►
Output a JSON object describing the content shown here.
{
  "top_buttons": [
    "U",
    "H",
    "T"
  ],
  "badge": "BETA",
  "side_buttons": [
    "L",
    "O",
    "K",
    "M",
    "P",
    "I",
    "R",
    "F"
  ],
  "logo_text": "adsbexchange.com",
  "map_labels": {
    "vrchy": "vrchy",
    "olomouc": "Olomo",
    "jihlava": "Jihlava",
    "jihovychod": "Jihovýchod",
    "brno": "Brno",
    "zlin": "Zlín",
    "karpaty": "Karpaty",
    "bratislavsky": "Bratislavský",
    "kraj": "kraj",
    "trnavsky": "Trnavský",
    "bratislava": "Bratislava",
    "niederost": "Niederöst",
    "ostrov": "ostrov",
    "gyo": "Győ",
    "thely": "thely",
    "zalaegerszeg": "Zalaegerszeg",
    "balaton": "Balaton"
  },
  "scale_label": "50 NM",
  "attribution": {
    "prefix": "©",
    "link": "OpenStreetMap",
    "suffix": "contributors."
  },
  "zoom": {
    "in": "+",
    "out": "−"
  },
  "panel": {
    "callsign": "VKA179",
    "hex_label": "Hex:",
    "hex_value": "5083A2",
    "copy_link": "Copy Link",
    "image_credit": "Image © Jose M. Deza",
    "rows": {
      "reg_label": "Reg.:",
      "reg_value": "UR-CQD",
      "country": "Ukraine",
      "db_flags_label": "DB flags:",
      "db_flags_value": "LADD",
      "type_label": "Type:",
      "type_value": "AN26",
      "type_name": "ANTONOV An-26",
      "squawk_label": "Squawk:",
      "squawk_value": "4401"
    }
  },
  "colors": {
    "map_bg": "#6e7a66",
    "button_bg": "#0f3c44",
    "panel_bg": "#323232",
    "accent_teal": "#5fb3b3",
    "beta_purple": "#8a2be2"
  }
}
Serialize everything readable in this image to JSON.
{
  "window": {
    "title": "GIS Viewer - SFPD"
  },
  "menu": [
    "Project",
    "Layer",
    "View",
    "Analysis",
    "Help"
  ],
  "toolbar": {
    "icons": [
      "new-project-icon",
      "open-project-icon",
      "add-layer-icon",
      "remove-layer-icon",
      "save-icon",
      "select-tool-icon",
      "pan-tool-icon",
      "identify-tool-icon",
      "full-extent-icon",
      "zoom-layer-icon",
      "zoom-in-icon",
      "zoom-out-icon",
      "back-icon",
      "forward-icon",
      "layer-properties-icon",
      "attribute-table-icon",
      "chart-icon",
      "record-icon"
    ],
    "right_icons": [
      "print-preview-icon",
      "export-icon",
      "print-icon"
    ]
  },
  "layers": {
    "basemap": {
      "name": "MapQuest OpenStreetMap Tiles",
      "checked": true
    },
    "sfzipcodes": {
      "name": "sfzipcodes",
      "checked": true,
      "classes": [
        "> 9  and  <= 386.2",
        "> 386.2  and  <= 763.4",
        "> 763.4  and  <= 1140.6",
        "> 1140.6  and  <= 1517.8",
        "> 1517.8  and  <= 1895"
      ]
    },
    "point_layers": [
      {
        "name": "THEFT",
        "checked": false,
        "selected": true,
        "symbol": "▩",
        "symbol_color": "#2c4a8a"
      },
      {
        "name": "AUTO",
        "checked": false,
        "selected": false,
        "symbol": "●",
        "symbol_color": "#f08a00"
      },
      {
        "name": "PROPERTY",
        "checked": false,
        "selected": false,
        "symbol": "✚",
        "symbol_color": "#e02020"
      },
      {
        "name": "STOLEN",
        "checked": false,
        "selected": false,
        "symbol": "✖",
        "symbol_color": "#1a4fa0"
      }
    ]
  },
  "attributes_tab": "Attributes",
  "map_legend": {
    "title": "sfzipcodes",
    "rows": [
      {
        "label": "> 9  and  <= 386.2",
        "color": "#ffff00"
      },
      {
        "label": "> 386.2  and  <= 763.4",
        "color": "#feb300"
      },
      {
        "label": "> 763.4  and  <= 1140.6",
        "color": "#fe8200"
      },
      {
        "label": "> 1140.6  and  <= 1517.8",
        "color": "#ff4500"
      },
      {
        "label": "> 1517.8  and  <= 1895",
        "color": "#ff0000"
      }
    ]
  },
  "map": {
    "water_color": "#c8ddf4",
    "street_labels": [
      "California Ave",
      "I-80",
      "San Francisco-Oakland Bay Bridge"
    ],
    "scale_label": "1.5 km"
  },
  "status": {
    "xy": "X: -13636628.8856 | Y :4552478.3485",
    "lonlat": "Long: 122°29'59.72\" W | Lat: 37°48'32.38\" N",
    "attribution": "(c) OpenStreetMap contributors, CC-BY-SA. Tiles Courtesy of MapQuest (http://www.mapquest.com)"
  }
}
◄
■ EXERCISE OBJECTIVE: The data above must be returned in full, exactly as written.

■ ANSWER:
Output a JSON object describing the content shown here.
{
  "top_buttons": [
    "U",
    "H",
    "T"
  ],
  "badge": "BETA",
  "side_buttons": [
    "L",
    "O",
    "K",
    "M",
    "P",
    "I",
    "R",
    "F"
  ],
  "logo_text": "adsbexchange.com",
  "map_labels": {
    "vrchy": "vrchy",
    "olomouc": "Olomo",
    "jihlava": "Jihlava",
    "jihovychod": "Jihovýchod",
    "brno": "Brno",
    "zlin": "Zlín",
    "karpaty": "Karpaty",
    "bratislavsky": "Bratislavský",
    "kraj": "kraj",
    "trnavsky": "Trnavský",
    "bratislava": "Bratislava",
    "niederost": "Niederöst",
    "ostrov": "ostrov",
    "gyo": "Győ",
    "thely": "thely",
    "zalaegerszeg": "Zalaegerszeg",
    "balaton": "Balaton"
  },
  "scale_label": "50 NM",
  "attribution": {
    "prefix": "©",
    "link": "OpenStreetMap",
    "suffix": "contributors."
  },
  "zoom": {
    "in": "+",
    "out": "−"
  },
  "panel": {
    "callsign": "VKA179",
    "hex_label": "Hex:",
    "hex_value": "5083A2",
    "copy_link": "Copy Link",
    "image_credit": "Image © Jose M. Deza",
    "rows": {
      "reg_label": "Reg.:",
      "reg_value": "UR-CQD",
      "country": "Ukraine",
      "db_flags_label": "DB flags:",
      "db_flags_value": "LADD",
      "type_label": "Type:",
      "type_value": "AN26",
      "type_name": "ANTONOV An-26",
      "squawk_label": "Squawk:",
      "squawk_value": "4401"
    }
  },
  "colors": {
    "map_bg": "#6e7a66",
    "button_bg": "#0f3c44",
    "panel_bg": "#323232",
    "accent_teal": "#5fb3b3",
    "beta_purple": "#8a2be2"
  }
}
Serialize everything readable in this image to JSON.
{
  "window": {
    "title": "GIS Viewer - SFPD"
  },
  "menu": [
    "Project",
    "Layer",
    "View",
    "Analysis",
    "Help"
  ],
  "toolbar": {
    "icons": [
      "new-project-icon",
      "open-project-icon",
      "add-layer-icon",
      "remove-layer-icon",
      "save-icon",
      "select-tool-icon",
      "pan-tool-icon",
      "identify-tool-icon",
      "full-extent-icon",
      "zoom-layer-icon",
      "zoom-in-icon",
      "zoom-out-icon",
      "back-icon",
      "forward-icon",
      "layer-properties-icon",
      "attribute-table-icon",
      "chart-icon",
      "record-icon"
    ],
    "right_icons": [
      "print-preview-icon",
      "export-icon",
      "print-icon"
    ]
  },
  "layers": {
    "basemap": {
      "name": "MapQuest OpenStreetMap Tiles",
      "checked": true
    },
    "sfzipcodes": {
      "name": "sfzipcodes",
      "checked": true,
      "classes": [
        "> 9  and  <= 386.2",
        "> 386.2  and  <= 763.4",
        "> 763.4  and  <= 1140.6",
        "> 1140.6  and  <= 1517.8",
        "> 1517.8  and  <= 1895"
      ]
    },
    "point_layers": [
      {
        "name": "THEFT",
        "checked": false,
        "selected": true,
        "symbol": "▩",
        "symbol_color": "#2c4a8a"
      },
      {
        "name": "AUTO",
        "checked": false,
        "selected": false,
        "symbol": "●",
        "symbol_color": "#f08a00"
      },
      {
        "name": "PROPERTY",
        "checked": false,
        "selected": false,
        "symbol": "✚",
        "symbol_color": "#e02020"
      },
      {
        "name": "STOLEN",
        "checked": false,
        "selected": false,
        "symbol": "✖",
        "symbol_color": "#1a4fa0"
      }
    ]
  },
  "attributes_tab": "Attributes",
  "map_legend": {
    "title": "sfzipcodes",
    "rows": [
      {
        "label": "> 9  and  <= 386.2",
        "color": "#ffff00"
      },
      {
        "label": "> 386.2  and  <= 763.4",
        "color": "#feb300"
      },
      {
        "label": "> 763.4  and  <= 1140.6",
        "color": "#fe8200"
      },
      {
        "label": "> 1140.6  and  <= 1517.8",
        "color": "#ff4500"
      },
      {
        "label": "> 1517.8  and  <= 1895",
        "color": "#ff0000"
      }
    ]
  },
  "map": {
    "water_color": "#c8ddf4",
    "street_labels": [
      "California Ave",
      "I-80",
      "San Francisco-Oakland Bay Bridge"
    ],
    "scale_label": "1.5 km"
  },
  "status": {
    "xy": "X: -13636628.8856 | Y :4552478.3485",
    "lonlat": "Long: 122°29'59.72\" W | Lat: 37°48'32.38\" N",
    "attribution": "(c) OpenStreetMap contributors, CC-BY-SA. Tiles Courtesy of MapQuest (http://www.mapquest.com)"
  }
}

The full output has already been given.